▶ [GIVEN DATA]
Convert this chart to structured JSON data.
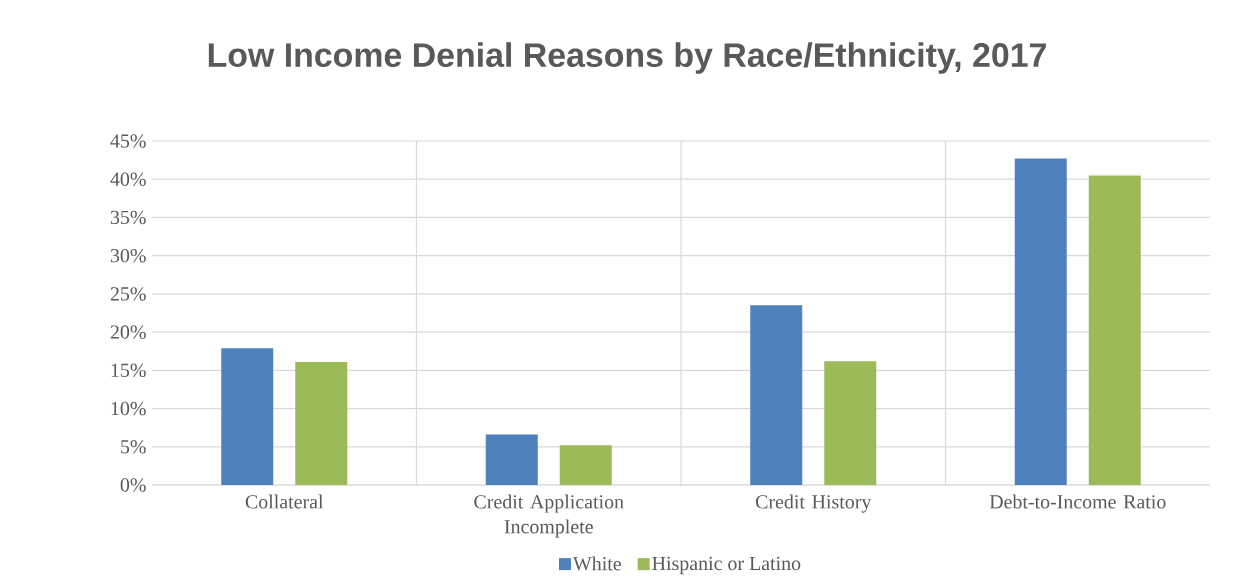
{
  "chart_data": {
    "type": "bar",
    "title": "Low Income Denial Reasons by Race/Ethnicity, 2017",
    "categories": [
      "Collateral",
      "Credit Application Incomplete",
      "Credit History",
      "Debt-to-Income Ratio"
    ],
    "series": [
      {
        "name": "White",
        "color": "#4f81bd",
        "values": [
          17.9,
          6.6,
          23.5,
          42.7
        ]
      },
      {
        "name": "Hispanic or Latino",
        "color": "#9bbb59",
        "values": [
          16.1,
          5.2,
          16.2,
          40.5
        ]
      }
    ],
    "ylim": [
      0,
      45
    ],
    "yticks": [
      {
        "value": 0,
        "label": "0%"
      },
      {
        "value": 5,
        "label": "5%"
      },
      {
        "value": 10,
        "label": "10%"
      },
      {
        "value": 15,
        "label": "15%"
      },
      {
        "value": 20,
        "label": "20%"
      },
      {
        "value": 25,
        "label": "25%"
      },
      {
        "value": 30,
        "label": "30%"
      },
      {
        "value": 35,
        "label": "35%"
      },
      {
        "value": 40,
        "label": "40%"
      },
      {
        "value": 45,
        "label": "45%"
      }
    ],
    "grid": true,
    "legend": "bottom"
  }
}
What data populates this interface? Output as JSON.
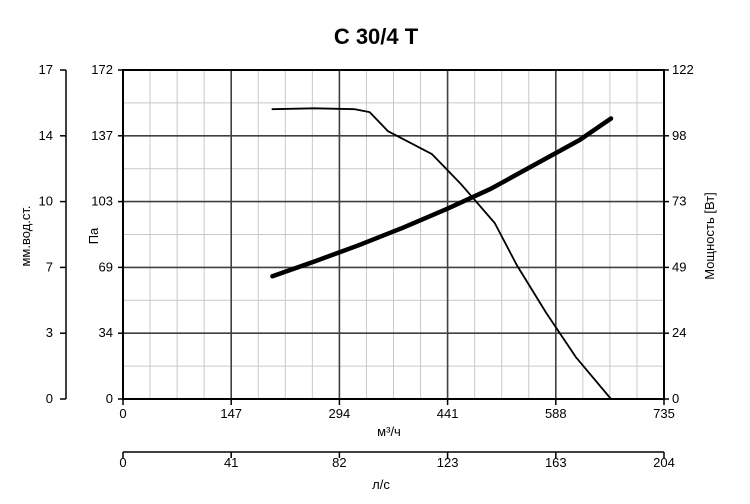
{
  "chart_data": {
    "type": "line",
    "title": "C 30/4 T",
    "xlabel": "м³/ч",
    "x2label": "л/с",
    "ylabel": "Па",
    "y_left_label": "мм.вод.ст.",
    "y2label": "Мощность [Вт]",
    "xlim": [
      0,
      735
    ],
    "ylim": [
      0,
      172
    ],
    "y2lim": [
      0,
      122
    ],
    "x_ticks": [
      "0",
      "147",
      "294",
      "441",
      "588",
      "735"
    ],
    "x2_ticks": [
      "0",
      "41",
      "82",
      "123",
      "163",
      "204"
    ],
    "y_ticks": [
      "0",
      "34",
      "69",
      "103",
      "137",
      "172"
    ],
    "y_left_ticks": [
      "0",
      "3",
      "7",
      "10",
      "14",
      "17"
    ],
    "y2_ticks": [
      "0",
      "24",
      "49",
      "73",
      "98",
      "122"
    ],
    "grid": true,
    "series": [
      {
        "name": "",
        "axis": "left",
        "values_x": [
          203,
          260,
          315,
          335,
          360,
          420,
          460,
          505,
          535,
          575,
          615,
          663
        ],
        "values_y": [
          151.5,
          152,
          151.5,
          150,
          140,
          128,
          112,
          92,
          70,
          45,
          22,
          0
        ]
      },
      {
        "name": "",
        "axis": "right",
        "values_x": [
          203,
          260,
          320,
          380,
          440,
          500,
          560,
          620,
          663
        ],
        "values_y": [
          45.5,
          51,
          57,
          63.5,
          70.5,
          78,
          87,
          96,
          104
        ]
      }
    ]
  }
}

==

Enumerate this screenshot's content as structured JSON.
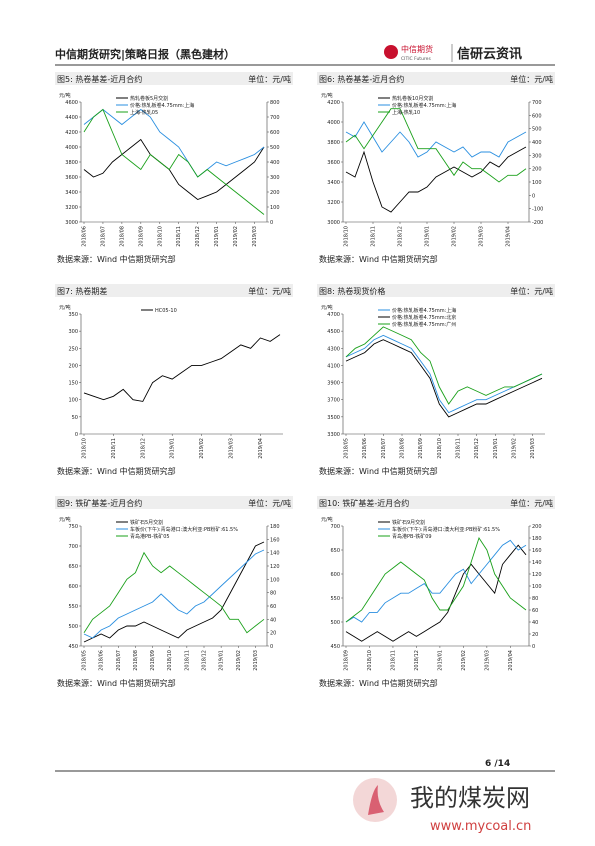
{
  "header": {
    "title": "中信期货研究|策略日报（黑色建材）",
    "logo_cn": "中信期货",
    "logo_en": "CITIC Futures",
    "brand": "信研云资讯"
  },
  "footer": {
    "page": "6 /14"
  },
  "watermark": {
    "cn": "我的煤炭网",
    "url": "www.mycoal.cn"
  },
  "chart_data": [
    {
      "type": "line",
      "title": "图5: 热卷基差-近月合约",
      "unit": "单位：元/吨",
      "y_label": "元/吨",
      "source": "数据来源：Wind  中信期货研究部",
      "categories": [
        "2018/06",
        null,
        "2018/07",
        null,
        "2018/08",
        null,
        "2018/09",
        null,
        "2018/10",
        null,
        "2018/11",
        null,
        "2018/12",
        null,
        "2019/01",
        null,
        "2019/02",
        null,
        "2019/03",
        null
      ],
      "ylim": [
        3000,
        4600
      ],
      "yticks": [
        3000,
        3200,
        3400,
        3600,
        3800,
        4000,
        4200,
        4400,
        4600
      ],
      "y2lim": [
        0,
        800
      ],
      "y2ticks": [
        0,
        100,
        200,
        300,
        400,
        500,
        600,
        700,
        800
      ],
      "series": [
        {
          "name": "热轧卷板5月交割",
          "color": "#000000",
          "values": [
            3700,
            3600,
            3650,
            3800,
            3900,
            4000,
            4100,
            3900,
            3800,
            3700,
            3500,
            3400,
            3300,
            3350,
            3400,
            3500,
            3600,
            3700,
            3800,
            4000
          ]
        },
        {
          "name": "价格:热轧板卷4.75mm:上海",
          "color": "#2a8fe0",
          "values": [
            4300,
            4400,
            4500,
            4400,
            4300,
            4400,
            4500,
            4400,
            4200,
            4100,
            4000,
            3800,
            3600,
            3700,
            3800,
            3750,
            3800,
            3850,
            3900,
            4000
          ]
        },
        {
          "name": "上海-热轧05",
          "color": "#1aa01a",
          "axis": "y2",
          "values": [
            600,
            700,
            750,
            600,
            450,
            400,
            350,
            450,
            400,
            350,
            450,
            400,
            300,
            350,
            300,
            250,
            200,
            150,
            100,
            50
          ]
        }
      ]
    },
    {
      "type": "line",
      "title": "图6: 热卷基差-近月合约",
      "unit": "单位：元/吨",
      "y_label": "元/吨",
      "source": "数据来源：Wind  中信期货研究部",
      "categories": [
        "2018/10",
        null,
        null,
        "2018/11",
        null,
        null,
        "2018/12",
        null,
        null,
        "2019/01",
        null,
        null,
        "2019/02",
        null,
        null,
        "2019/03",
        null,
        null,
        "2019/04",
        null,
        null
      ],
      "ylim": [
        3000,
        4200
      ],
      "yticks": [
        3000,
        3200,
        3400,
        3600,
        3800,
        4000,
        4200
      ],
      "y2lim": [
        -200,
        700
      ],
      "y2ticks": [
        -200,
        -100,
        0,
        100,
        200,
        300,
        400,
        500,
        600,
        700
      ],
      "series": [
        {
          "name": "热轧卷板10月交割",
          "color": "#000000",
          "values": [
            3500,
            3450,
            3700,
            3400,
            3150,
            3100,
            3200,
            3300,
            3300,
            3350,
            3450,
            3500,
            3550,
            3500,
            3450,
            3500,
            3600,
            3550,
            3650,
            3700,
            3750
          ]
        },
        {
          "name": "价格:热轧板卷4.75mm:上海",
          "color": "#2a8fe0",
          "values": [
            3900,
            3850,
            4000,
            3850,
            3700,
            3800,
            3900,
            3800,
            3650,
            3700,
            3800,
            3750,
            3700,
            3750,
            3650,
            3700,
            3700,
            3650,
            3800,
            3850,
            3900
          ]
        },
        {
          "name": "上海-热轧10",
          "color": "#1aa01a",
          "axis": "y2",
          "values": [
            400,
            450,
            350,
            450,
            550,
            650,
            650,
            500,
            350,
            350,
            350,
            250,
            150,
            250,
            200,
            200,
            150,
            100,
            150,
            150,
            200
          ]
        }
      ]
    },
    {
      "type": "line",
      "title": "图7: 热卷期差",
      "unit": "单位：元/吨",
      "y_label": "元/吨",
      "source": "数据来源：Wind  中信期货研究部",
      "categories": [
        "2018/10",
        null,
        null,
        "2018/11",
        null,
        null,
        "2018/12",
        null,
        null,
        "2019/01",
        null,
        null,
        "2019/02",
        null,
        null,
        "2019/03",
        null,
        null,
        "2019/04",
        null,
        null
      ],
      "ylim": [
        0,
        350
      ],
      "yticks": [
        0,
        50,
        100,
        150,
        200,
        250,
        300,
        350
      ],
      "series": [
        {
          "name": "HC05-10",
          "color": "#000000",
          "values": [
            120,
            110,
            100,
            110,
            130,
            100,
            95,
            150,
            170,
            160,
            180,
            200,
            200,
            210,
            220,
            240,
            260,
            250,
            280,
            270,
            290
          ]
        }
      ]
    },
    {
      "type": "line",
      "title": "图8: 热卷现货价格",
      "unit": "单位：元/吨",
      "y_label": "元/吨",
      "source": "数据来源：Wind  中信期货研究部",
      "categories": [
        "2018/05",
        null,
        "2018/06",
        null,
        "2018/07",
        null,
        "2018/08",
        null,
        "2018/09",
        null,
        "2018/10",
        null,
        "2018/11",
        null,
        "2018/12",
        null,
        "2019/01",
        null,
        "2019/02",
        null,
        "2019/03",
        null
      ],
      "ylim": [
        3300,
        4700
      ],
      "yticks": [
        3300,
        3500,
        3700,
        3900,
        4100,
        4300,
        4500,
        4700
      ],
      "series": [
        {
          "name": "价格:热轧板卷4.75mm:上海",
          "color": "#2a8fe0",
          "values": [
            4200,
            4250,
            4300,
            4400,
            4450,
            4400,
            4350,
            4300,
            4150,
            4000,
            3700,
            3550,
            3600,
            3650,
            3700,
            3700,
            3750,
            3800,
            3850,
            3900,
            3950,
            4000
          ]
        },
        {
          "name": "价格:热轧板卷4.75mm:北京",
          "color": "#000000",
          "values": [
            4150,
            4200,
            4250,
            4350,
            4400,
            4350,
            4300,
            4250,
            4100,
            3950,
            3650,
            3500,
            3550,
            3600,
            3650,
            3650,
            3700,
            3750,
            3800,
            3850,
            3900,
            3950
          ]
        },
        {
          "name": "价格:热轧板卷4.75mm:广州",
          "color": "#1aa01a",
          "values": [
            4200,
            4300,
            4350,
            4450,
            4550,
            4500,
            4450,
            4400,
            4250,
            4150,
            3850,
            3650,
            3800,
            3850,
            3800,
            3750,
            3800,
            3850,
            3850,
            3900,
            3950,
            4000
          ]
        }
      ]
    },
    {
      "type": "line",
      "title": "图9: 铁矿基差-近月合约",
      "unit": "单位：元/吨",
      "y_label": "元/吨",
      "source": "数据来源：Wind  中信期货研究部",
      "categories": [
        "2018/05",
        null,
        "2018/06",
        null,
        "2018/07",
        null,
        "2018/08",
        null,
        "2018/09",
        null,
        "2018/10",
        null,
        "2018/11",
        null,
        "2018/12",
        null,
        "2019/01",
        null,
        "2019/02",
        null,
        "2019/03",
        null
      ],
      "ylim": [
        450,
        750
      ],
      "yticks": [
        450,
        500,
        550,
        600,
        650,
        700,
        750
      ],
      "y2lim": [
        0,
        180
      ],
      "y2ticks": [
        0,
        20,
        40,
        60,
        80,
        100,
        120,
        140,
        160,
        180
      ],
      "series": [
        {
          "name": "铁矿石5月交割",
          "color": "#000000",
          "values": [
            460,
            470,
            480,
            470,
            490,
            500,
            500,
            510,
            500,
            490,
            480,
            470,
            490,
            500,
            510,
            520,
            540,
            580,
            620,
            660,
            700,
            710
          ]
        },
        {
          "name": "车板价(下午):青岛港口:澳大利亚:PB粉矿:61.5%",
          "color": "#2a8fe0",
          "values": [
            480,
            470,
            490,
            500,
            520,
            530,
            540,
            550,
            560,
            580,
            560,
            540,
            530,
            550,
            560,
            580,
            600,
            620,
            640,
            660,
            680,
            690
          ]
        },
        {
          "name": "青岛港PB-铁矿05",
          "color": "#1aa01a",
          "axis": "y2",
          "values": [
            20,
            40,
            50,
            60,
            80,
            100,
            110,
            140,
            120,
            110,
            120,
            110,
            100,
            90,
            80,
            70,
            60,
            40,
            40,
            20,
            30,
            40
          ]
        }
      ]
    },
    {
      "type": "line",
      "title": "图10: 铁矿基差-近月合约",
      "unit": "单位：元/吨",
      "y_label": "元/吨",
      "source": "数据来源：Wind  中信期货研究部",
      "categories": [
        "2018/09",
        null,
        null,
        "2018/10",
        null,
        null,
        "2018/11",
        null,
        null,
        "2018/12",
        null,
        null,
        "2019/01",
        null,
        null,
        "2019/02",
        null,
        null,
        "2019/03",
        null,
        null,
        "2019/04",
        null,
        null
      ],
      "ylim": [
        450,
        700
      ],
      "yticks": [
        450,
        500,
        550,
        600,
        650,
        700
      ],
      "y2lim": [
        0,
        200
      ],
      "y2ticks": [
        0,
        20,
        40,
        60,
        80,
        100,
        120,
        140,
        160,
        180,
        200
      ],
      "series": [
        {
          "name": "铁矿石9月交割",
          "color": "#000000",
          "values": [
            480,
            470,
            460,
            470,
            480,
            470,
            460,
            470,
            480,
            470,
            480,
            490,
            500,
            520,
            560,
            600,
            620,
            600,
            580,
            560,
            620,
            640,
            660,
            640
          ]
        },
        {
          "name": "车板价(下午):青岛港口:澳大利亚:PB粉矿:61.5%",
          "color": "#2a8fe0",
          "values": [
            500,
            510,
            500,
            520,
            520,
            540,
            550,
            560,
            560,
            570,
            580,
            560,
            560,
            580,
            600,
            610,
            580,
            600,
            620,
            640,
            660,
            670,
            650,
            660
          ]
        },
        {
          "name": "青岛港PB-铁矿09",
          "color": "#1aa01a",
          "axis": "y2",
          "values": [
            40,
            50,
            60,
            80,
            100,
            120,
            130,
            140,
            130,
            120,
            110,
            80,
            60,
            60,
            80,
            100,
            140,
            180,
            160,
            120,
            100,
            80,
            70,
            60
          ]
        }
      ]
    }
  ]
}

▶ [JOB] Scan the listing above and identify each line holding the string "近月合约"; copy every such line.

▶ [THE SOLUTION]
      "title": "图5: 热卷基差-近月合约",
      "title": "图6: 热卷基差-近月合约",
      "title": "图9: 铁矿基差-近月合约",
      "title": "图10: 铁矿基差-近月合约",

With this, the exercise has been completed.